Records excerpted from a collection:
......
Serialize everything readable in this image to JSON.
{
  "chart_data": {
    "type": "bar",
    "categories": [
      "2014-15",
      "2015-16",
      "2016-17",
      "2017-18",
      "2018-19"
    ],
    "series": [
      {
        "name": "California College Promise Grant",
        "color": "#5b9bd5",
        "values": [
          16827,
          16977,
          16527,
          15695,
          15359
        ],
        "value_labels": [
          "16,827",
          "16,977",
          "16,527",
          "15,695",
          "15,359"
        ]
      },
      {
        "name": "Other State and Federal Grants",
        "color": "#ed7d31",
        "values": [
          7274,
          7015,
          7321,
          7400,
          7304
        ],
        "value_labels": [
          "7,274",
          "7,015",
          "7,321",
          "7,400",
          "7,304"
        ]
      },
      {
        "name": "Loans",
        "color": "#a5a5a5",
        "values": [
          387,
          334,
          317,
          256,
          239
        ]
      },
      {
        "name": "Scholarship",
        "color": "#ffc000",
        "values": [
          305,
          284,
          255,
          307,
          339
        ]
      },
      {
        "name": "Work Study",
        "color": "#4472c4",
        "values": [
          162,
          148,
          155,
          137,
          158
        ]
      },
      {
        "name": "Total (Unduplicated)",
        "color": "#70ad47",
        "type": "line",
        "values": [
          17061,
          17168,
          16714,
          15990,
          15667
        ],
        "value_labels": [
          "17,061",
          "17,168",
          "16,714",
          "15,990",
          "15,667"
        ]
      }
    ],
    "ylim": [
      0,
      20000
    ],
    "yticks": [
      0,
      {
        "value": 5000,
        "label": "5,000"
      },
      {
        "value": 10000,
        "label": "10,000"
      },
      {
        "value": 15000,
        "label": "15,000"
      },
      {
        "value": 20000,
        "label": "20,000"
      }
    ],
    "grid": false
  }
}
......
Tally up the lines in the records that contain the word "name" and give only the total.

▶ **CORRECT RESPONSE**
6